### What is needed
Here are some records; return them all exactly.
[Start of Listed records]
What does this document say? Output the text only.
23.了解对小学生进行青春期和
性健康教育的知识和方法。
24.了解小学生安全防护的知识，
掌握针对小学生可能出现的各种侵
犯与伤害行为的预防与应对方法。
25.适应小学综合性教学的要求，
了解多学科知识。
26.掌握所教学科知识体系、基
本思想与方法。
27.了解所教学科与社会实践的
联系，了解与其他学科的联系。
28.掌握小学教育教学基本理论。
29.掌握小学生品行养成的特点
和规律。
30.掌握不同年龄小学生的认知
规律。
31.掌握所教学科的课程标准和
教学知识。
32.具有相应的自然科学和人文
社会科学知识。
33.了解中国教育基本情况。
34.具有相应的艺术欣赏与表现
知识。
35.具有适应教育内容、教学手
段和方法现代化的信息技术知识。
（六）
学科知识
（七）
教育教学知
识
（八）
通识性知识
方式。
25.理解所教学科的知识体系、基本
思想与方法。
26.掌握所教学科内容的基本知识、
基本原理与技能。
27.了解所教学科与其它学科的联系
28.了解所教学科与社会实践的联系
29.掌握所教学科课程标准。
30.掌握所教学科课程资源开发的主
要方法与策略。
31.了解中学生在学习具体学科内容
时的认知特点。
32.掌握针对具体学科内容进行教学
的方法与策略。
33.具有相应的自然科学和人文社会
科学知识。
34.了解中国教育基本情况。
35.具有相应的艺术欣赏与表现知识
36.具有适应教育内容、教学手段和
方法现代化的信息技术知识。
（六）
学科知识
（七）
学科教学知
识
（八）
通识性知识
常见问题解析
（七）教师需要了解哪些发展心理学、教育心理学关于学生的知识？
[End of Listed records]
### Result
What does this document say? Output the text only.
23.了解对小学生进行青春期和
性健康教育的知识和方法。
24.了解小学生安全防护的知识，
掌握针对小学生可能出现的各种侵
犯与伤害行为的预防与应对方法。
25.适应小学综合性教学的要求，
了解多学科知识。
26.掌握所教学科知识体系、基
本思想与方法。
27.了解所教学科与社会实践的
联系，了解与其他学科的联系。
28.掌握小学教育教学基本理论。
29.掌握小学生品行养成的特点
和规律。
30.掌握不同年龄小学生的认知
规律。
31.掌握所教学科的课程标准和
教学知识。
32.具有相应的自然科学和人文
社会科学知识。
33.了解中国教育基本情况。
34.具有相应的艺术欣赏与表现
知识。
35.具有适应教育内容、教学手
段和方法现代化的信息技术知识。
（六）
学科知识
（七）
教育教学知
识
（八）
通识性知识
方式。
25.理解所教学科的知识体系、基本
思想与方法。
26.掌握所教学科内容的基本知识、
基本原理与技能。
27.了解所教学科与其它学科的联系
28.了解所教学科与社会实践的联系
29.掌握所教学科课程标准。
30.掌握所教学科课程资源开发的主
要方法与策略。
31.了解中学生在学习具体学科内容
时的认知特点。
32.掌握针对具体学科内容进行教学
的方法与策略。
33.具有相应的自然科学和人文社会
科学知识。
34.了解中国教育基本情况。
35.具有相应的艺术欣赏与表现知识
36.具有适应教育内容、教学手段和
方法现代化的信息技术知识。
（六）
学科知识
（七）
学科教学知
识
（八）
通识性知识
常见问题解析
（七）教师需要了解哪些发展心理学、教育心理学关于学生的知识？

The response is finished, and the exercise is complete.